(Raw data)

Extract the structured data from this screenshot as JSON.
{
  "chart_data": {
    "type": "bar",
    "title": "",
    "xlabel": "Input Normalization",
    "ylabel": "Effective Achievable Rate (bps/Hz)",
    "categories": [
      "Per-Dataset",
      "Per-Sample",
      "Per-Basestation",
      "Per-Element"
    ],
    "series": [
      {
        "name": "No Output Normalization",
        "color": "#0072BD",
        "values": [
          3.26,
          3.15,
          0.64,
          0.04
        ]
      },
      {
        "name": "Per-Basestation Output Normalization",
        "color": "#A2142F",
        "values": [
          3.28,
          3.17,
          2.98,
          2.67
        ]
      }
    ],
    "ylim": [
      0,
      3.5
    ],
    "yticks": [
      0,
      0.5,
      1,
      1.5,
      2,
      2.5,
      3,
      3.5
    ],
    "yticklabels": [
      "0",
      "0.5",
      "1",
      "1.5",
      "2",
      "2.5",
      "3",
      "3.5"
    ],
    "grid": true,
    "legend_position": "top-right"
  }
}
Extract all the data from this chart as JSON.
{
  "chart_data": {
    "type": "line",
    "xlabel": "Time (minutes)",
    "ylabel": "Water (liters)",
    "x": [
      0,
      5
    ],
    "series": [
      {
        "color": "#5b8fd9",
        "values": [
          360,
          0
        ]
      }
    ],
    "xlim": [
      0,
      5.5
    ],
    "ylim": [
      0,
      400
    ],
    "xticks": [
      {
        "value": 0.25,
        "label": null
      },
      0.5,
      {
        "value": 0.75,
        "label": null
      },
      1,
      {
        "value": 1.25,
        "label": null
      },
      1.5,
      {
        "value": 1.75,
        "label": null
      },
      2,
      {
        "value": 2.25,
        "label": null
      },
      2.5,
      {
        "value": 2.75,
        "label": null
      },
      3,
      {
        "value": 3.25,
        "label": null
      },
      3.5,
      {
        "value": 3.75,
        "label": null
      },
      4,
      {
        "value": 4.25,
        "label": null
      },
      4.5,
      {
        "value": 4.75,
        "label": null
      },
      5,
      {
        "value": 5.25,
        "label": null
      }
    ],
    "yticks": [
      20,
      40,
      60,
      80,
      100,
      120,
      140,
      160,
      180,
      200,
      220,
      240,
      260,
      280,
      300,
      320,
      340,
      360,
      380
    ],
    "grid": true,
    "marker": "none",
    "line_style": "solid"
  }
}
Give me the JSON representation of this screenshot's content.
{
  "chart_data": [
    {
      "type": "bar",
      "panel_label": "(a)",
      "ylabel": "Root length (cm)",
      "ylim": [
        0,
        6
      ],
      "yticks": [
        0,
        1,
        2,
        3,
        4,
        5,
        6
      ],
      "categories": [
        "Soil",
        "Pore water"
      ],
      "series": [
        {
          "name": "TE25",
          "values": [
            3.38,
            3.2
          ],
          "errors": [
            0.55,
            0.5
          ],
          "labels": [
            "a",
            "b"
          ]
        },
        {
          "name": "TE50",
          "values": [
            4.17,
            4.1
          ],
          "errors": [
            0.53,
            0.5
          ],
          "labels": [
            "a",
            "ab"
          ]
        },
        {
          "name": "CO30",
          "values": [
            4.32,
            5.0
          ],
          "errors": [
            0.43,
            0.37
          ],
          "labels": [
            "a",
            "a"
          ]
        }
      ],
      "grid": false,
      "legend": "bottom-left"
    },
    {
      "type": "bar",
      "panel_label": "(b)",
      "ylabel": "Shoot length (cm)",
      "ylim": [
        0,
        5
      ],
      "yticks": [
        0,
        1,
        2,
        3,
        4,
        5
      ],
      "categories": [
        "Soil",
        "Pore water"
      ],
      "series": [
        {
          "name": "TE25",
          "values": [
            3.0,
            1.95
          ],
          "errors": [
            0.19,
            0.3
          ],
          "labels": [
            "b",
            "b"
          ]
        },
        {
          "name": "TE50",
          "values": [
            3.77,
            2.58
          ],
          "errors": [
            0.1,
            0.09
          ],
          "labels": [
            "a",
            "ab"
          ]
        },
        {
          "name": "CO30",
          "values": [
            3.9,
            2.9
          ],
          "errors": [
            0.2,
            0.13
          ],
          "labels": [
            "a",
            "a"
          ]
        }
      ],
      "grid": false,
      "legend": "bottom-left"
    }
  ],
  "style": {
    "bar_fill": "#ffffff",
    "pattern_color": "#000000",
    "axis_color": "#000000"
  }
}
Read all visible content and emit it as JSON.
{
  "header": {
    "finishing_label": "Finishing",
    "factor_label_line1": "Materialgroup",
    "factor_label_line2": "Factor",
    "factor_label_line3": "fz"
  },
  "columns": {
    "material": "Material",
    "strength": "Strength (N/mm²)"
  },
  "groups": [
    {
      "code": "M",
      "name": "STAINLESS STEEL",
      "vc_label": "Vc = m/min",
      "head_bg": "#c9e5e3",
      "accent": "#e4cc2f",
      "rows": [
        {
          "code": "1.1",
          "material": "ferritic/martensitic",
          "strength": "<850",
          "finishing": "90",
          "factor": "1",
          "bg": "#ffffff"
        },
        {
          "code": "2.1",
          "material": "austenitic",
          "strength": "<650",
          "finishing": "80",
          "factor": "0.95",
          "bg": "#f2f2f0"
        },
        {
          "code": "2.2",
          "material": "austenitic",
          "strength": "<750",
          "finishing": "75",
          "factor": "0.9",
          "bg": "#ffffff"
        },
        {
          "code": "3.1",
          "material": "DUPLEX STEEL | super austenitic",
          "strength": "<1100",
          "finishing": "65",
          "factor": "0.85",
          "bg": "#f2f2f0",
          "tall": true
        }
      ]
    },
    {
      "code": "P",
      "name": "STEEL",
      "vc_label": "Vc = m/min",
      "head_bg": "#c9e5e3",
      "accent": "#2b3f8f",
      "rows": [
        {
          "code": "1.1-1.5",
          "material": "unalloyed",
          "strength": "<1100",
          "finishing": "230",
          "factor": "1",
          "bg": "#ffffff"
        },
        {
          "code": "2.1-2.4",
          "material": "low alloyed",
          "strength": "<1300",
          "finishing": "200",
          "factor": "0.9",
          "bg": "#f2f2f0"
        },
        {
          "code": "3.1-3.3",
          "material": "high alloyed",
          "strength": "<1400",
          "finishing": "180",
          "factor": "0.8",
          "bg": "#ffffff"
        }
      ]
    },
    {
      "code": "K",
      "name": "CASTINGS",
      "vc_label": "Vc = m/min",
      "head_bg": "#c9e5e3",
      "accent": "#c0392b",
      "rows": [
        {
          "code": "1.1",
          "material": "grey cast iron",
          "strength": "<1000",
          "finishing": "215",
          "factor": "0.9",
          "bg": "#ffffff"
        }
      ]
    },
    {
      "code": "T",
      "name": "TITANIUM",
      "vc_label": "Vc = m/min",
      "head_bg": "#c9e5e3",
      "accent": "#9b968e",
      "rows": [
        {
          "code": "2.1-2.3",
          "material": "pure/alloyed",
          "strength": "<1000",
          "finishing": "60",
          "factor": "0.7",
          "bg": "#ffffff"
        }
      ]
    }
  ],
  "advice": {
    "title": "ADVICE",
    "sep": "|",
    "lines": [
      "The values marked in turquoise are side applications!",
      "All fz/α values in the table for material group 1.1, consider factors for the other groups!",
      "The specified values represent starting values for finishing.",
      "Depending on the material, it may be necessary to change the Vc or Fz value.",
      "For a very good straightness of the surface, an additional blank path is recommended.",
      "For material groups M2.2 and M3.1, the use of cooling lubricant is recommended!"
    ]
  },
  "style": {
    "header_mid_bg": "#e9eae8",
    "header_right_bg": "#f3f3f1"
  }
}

(What to produce) Type the material above out again, exactly.

(Exercise response)
Extract the structured data from this screenshot as JSON.
{
  "chart_data": {
    "type": "bar",
    "title": "",
    "xlabel": "Input Normalization",
    "ylabel": "Effective Achievable Rate (bps/Hz)",
    "categories": [
      "Per-Dataset",
      "Per-Sample",
      "Per-Basestation",
      "Per-Element"
    ],
    "series": [
      {
        "name": "No Output Normalization",
        "color": "#0072BD",
        "values": [
          3.26,
          3.15,
          0.64,
          0.04
        ]
      },
      {
        "name": "Per-Basestation Output Normalization",
        "color": "#A2142F",
        "values": [
          3.28,
          3.17,
          2.98,
          2.67
        ]
      }
    ],
    "ylim": [
      0,
      3.5
    ],
    "yticks": [
      0,
      0.5,
      1,
      1.5,
      2,
      2.5,
      3,
      3.5
    ],
    "yticklabels": [
      "0",
      "0.5",
      "1",
      "1.5",
      "2",
      "2.5",
      "3",
      "3.5"
    ],
    "grid": true,
    "legend_position": "top-right"
  }
}
Extract all the data from this chart as JSON.
{
  "chart_data": {
    "type": "line",
    "xlabel": "Time (minutes)",
    "ylabel": "Water (liters)",
    "x": [
      0,
      5
    ],
    "series": [
      {
        "color": "#5b8fd9",
        "values": [
          360,
          0
        ]
      }
    ],
    "xlim": [
      0,
      5.5
    ],
    "ylim": [
      0,
      400
    ],
    "xticks": [
      {
        "value": 0.25,
        "label": null
      },
      0.5,
      {
        "value": 0.75,
        "label": null
      },
      1,
      {
        "value": 1.25,
        "label": null
      },
      1.5,
      {
        "value": 1.75,
        "label": null
      },
      2,
      {
        "value": 2.25,
        "label": null
      },
      2.5,
      {
        "value": 2.75,
        "label": null
      },
      3,
      {
        "value": 3.25,
        "label": null
      },
      3.5,
      {
        "value": 3.75,
        "label": null
      },
      4,
      {
        "value": 4.25,
        "label": null
      },
      4.5,
      {
        "value": 4.75,
        "label": null
      },
      5,
      {
        "value": 5.25,
        "label": null
      }
    ],
    "yticks": [
      20,
      40,
      60,
      80,
      100,
      120,
      140,
      160,
      180,
      200,
      220,
      240,
      260,
      280,
      300,
      320,
      340,
      360,
      380
    ],
    "grid": true,
    "marker": "none",
    "line_style": "solid"
  }
}
Give me the JSON representation of this screenshot's content.
{
  "chart_data": [
    {
      "type": "bar",
      "panel_label": "(a)",
      "ylabel": "Root length (cm)",
      "ylim": [
        0,
        6
      ],
      "yticks": [
        0,
        1,
        2,
        3,
        4,
        5,
        6
      ],
      "categories": [
        "Soil",
        "Pore water"
      ],
      "series": [
        {
          "name": "TE25",
          "values": [
            3.38,
            3.2
          ],
          "errors": [
            0.55,
            0.5
          ],
          "labels": [
            "a",
            "b"
          ]
        },
        {
          "name": "TE50",
          "values": [
            4.17,
            4.1
          ],
          "errors": [
            0.53,
            0.5
          ],
          "labels": [
            "a",
            "ab"
          ]
        },
        {
          "name": "CO30",
          "values": [
            4.32,
            5.0
          ],
          "errors": [
            0.43,
            0.37
          ],
          "labels": [
            "a",
            "a"
          ]
        }
      ],
      "grid": false,
      "legend": "bottom-left"
    },
    {
      "type": "bar",
      "panel_label": "(b)",
      "ylabel": "Shoot length (cm)",
      "ylim": [
        0,
        5
      ],
      "yticks": [
        0,
        1,
        2,
        3,
        4,
        5
      ],
      "categories": [
        "Soil",
        "Pore water"
      ],
      "series": [
        {
          "name": "TE25",
          "values": [
            3.0,
            1.95
          ],
          "errors": [
            0.19,
            0.3
          ],
          "labels": [
            "b",
            "b"
          ]
        },
        {
          "name": "TE50",
          "values": [
            3.77,
            2.58
          ],
          "errors": [
            0.1,
            0.09
          ],
          "labels": [
            "a",
            "ab"
          ]
        },
        {
          "name": "CO30",
          "values": [
            3.9,
            2.9
          ],
          "errors": [
            0.2,
            0.13
          ],
          "labels": [
            "a",
            "a"
          ]
        }
      ],
      "grid": false,
      "legend": "bottom-left"
    }
  ],
  "style": {
    "bar_fill": "#ffffff",
    "pattern_color": "#000000",
    "axis_color": "#000000"
  }
}
Read all visible content and emit it as JSON.
{
  "header": {
    "finishing_label": "Finishing",
    "factor_label_line1": "Materialgroup",
    "factor_label_line2": "Factor",
    "factor_label_line3": "fz"
  },
  "columns": {
    "material": "Material",
    "strength": "Strength (N/mm²)"
  },
  "groups": [
    {
      "code": "M",
      "name": "STAINLESS STEEL",
      "vc_label": "Vc = m/min",
      "head_bg": "#c9e5e3",
      "accent": "#e4cc2f",
      "rows": [
        {
          "code": "1.1",
          "material": "ferritic/martensitic",
          "strength": "<850",
          "finishing": "90",
          "factor": "1",
          "bg": "#ffffff"
        },
        {
          "code": "2.1",
          "material": "austenitic",
          "strength": "<650",
          "finishing": "80",
          "factor": "0.95",
          "bg": "#f2f2f0"
        },
        {
          "code": "2.2",
          "material": "austenitic",
          "strength": "<750",
          "finishing": "75",
          "factor": "0.9",
          "bg": "#ffffff"
        },
        {
          "code": "3.1",
          "material": "DUPLEX STEEL | super austenitic",
          "strength": "<1100",
          "finishing": "65",
          "factor": "0.85",
          "bg": "#f2f2f0",
          "tall": true
        }
      ]
    },
    {
      "code": "P",
      "name": "STEEL",
      "vc_label": "Vc = m/min",
      "head_bg": "#c9e5e3",
      "accent": "#2b3f8f",
      "rows": [
        {
          "code": "1.1-1.5",
          "material": "unalloyed",
          "strength": "<1100",
          "finishing": "230",
          "factor": "1",
          "bg": "#ffffff"
        },
        {
          "code": "2.1-2.4",
          "material": "low alloyed",
          "strength": "<1300",
          "finishing": "200",
          "factor": "0.9",
          "bg": "#f2f2f0"
        },
        {
          "code": "3.1-3.3",
          "material": "high alloyed",
          "strength": "<1400",
          "finishing": "180",
          "factor": "0.8",
          "bg": "#ffffff"
        }
      ]
    },
    {
      "code": "K",
      "name": "CASTINGS",
      "vc_label": "Vc = m/min",
      "head_bg": "#c9e5e3",
      "accent": "#c0392b",
      "rows": [
        {
          "code": "1.1",
          "material": "grey cast iron",
          "strength": "<1000",
          "finishing": "215",
          "factor": "0.9",
          "bg": "#ffffff"
        }
      ]
    },
    {
      "code": "T",
      "name": "TITANIUM",
      "vc_label": "Vc = m/min",
      "head_bg": "#c9e5e3",
      "accent": "#9b968e",
      "rows": [
        {
          "code": "2.1-2.3",
          "material": "pure/alloyed",
          "strength": "<1000",
          "finishing": "60",
          "factor": "0.7",
          "bg": "#ffffff"
        }
      ]
    }
  ],
  "advice": {
    "title": "ADVICE",
    "sep": "|",
    "lines": [
      "The values marked in turquoise are side applications!",
      "All fz/α values in the table for material group 1.1, consider factors for the other groups!",
      "The specified values represent starting values for finishing.",
      "Depending on the material, it may be necessary to change the Vc or Fz value.",
      "For a very good straightness of the surface, an additional blank path is recommended.",
      "For material groups M2.2 and M3.1, the use of cooling lubricant is recommended!"
    ]
  },
  "style": {
    "header_mid_bg": "#e9eae8",
    "header_right_bg": "#f3f3f1"
  }
}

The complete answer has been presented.